:: Exercise data ::
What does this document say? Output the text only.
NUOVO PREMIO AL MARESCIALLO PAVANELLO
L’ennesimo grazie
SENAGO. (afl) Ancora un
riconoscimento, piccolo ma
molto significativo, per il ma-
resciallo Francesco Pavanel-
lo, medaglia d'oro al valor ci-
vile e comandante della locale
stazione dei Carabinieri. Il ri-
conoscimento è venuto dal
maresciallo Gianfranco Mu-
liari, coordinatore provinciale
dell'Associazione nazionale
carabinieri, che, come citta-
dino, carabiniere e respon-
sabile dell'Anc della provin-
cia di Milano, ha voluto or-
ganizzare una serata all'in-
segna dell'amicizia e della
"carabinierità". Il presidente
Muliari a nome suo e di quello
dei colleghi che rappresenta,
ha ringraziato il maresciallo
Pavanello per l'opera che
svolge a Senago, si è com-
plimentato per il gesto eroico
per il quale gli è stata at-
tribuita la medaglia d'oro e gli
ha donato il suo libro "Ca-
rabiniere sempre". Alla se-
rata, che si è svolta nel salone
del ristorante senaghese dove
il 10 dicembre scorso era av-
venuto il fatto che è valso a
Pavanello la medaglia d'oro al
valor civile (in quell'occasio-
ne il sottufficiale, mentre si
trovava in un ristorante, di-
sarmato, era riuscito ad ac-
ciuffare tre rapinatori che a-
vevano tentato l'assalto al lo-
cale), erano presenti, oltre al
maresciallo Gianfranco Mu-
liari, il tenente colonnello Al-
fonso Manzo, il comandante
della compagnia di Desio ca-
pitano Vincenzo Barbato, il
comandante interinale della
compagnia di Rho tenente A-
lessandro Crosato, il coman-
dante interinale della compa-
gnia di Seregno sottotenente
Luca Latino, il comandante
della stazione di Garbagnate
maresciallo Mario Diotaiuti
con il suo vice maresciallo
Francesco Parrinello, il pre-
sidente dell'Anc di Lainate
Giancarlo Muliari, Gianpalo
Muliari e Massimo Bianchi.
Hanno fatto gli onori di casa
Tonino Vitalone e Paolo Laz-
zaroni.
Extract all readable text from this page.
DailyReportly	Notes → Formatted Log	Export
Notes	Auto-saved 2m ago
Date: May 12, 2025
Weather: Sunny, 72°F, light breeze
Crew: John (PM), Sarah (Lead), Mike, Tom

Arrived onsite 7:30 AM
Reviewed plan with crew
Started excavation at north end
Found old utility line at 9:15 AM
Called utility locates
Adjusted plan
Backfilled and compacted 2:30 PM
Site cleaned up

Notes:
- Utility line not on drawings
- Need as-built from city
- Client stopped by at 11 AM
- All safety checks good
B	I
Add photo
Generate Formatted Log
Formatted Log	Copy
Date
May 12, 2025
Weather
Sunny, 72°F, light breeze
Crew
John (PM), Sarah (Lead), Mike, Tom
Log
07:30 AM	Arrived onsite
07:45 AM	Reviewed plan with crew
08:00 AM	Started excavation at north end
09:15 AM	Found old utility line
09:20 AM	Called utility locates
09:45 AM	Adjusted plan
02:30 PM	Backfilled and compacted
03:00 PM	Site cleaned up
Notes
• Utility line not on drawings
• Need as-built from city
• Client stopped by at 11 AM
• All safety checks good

--

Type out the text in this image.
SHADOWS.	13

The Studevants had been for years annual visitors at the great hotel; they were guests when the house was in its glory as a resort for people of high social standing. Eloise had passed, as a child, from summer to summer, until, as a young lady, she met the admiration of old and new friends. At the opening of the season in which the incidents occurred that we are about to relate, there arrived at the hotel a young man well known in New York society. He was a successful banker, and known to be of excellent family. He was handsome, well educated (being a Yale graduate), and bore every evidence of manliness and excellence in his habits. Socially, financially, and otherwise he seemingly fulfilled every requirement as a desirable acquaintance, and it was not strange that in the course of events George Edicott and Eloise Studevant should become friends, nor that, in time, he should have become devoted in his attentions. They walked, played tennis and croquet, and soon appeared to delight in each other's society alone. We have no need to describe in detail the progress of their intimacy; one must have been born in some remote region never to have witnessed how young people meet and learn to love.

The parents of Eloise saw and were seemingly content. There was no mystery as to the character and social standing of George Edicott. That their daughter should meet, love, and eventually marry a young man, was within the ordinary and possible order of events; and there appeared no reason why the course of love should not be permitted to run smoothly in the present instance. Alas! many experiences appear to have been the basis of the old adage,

--

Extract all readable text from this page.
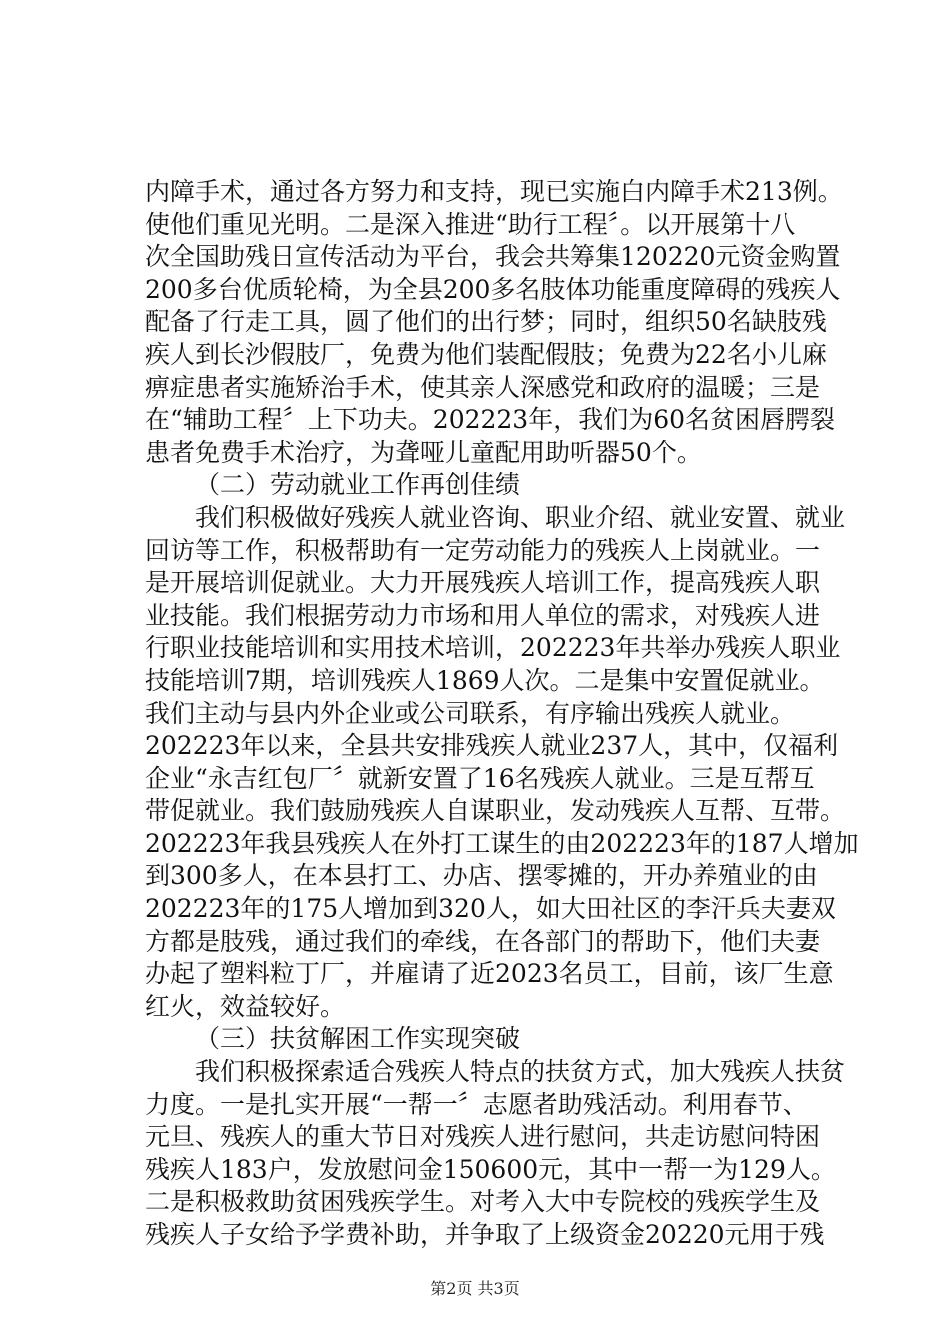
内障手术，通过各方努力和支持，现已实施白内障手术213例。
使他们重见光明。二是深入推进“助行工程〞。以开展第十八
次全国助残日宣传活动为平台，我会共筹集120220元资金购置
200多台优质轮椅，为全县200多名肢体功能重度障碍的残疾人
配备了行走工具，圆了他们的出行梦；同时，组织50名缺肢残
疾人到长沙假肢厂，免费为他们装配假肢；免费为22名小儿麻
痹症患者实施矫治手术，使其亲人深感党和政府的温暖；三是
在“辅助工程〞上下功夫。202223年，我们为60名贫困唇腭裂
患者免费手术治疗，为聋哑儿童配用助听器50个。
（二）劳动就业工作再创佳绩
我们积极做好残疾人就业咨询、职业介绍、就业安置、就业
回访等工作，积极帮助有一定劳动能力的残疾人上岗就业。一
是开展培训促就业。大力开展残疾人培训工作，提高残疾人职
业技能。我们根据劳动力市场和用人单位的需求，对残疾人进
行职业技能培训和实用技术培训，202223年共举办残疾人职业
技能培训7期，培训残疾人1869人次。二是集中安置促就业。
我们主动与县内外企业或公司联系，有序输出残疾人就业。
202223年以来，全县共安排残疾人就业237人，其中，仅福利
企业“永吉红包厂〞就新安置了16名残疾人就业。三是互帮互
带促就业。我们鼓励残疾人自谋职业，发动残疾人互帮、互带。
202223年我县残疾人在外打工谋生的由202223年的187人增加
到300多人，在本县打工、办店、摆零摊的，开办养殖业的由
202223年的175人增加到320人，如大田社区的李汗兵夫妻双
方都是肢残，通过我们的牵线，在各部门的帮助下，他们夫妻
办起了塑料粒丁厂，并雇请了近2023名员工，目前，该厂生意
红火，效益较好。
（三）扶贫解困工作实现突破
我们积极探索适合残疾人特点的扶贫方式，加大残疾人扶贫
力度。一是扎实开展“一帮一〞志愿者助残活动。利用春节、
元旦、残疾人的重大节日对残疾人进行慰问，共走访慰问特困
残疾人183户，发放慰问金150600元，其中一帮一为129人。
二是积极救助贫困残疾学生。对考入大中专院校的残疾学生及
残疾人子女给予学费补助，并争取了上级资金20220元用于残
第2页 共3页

:: Work to do ::
Work out the number of lines in this listing that include the word "fatto". Reply with that number only.

:: Solved problem ::
2